Required work: Write out all lines holding the word "this".

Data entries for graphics
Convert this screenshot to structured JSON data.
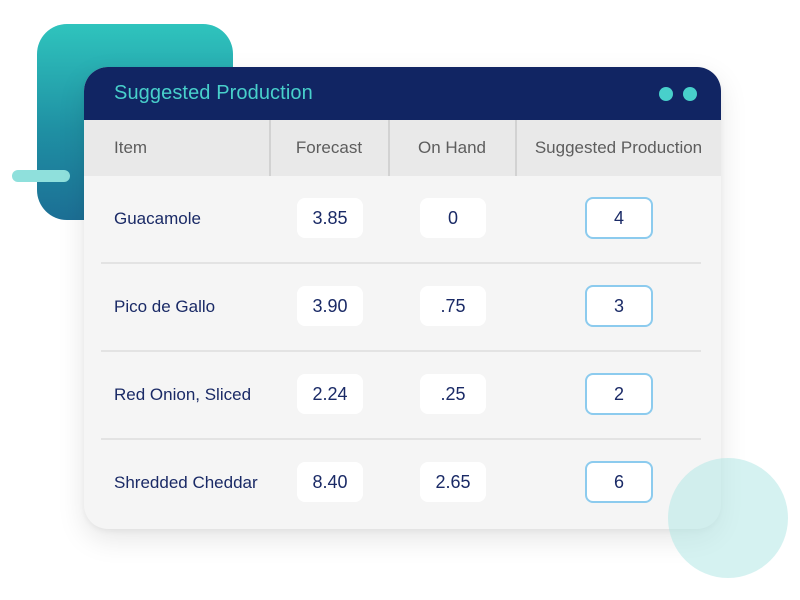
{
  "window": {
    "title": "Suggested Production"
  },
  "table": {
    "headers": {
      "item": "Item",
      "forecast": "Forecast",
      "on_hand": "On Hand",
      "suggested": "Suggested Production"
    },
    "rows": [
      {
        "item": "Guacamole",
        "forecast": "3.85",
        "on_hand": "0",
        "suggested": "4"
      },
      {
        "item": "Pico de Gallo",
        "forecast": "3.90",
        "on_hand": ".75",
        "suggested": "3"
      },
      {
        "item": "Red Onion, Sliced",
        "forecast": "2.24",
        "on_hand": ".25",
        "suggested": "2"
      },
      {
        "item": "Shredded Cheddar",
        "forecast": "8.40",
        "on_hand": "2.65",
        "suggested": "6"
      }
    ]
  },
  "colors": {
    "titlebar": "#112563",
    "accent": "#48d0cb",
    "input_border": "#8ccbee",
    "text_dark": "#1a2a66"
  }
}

---

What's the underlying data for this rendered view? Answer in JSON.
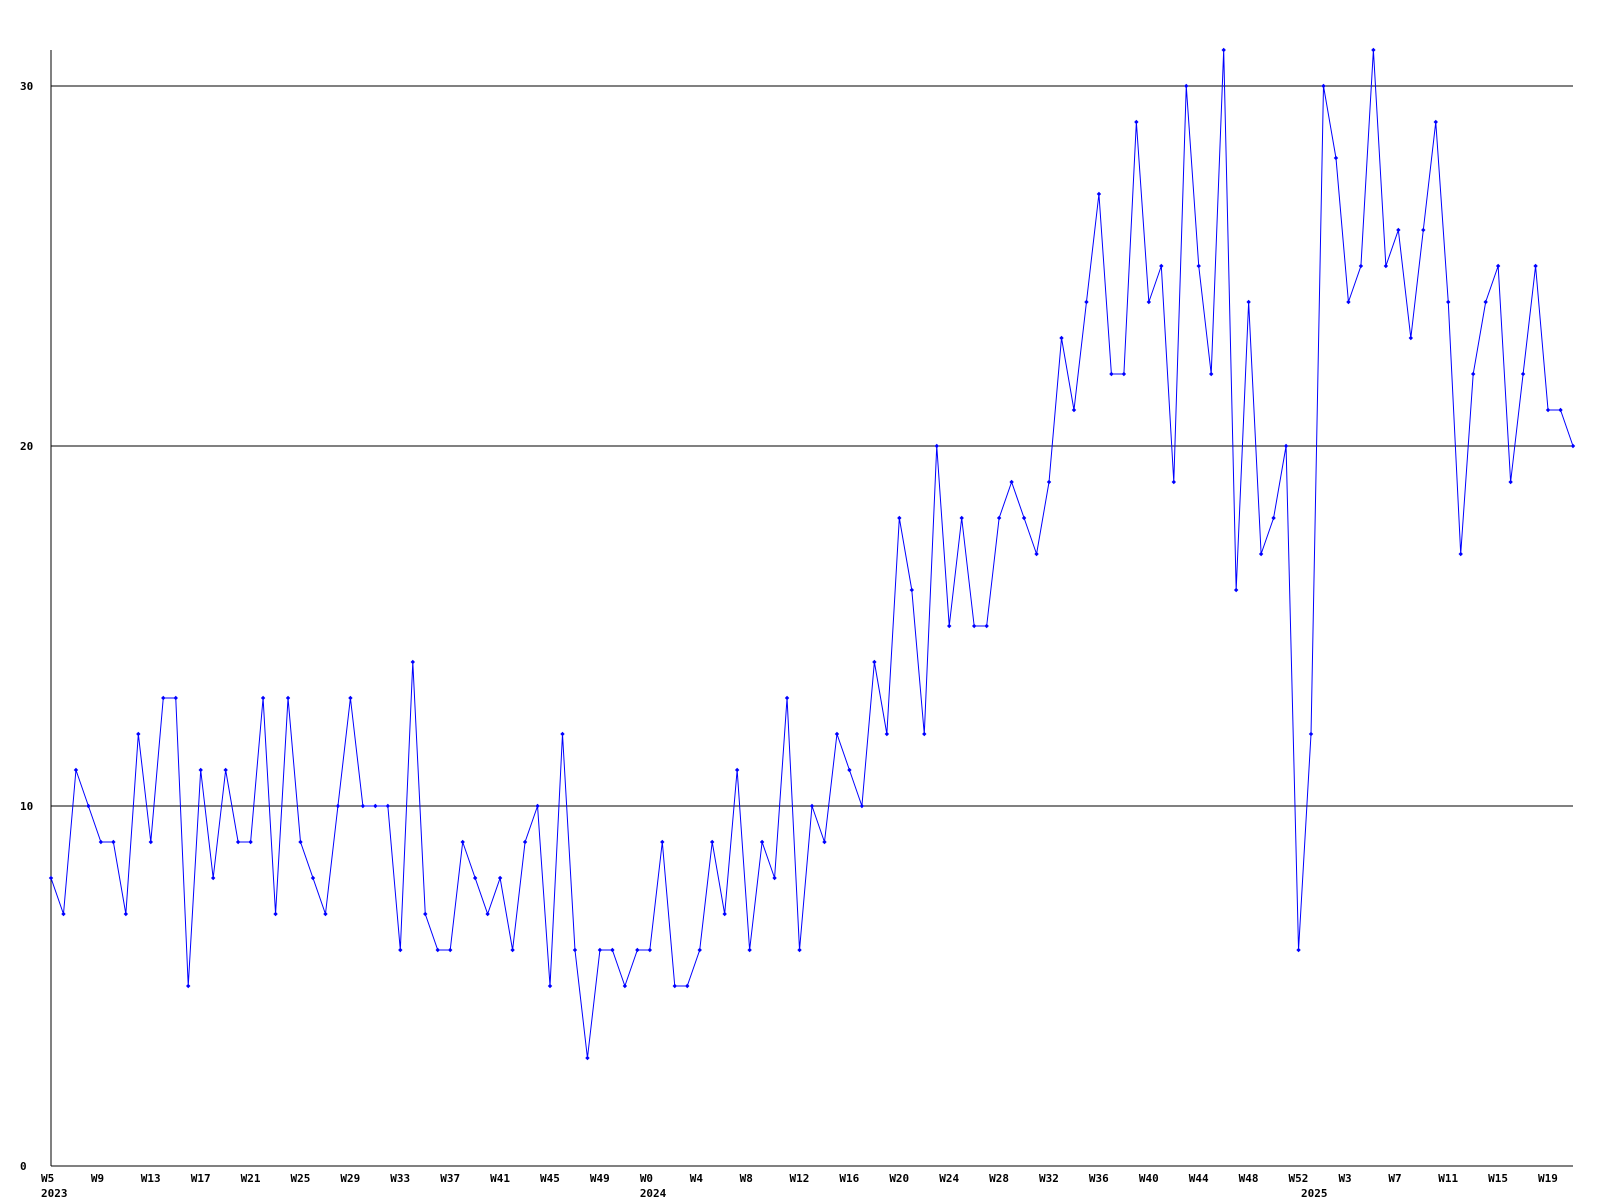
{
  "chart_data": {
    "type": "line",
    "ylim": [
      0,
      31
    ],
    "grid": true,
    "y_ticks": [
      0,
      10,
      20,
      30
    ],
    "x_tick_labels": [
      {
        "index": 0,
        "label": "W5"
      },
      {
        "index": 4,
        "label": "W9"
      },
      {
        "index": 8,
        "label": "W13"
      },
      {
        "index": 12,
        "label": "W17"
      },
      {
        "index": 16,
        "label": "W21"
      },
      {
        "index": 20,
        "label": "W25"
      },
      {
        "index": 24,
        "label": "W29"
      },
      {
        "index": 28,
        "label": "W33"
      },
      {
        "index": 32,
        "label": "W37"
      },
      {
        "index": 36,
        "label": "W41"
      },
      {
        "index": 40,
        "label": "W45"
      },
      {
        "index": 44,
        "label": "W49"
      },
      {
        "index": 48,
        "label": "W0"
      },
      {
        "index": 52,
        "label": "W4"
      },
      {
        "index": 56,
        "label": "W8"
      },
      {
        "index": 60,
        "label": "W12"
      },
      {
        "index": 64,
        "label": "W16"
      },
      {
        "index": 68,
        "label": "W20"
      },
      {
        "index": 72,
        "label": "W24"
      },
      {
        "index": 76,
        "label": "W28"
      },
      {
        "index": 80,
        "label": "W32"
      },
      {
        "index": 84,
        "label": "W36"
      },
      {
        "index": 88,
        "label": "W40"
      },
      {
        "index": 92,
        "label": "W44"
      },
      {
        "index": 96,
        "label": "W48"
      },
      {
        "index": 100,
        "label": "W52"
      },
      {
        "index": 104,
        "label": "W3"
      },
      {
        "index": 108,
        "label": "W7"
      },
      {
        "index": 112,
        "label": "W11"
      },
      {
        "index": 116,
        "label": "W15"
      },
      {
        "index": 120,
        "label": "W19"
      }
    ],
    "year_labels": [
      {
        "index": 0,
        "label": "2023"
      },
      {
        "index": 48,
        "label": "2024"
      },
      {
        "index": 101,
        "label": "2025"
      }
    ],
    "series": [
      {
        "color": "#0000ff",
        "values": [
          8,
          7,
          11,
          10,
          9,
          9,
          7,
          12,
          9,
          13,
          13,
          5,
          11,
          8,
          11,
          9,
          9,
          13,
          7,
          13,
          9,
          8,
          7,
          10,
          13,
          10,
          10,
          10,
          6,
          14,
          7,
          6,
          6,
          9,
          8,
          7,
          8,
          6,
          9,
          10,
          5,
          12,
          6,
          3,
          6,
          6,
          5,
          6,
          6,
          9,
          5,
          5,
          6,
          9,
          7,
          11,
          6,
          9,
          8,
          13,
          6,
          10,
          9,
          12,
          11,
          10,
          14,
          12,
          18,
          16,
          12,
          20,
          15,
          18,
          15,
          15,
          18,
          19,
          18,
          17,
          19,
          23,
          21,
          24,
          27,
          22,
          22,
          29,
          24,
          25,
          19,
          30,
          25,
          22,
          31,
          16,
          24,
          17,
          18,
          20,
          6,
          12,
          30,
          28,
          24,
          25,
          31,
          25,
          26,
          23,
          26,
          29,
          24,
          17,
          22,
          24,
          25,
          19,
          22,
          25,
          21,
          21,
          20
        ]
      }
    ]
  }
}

Exercise result:
Convert this screenshot to structured JSON data.
What's the underlying data for this rendered view? Answer in JSON.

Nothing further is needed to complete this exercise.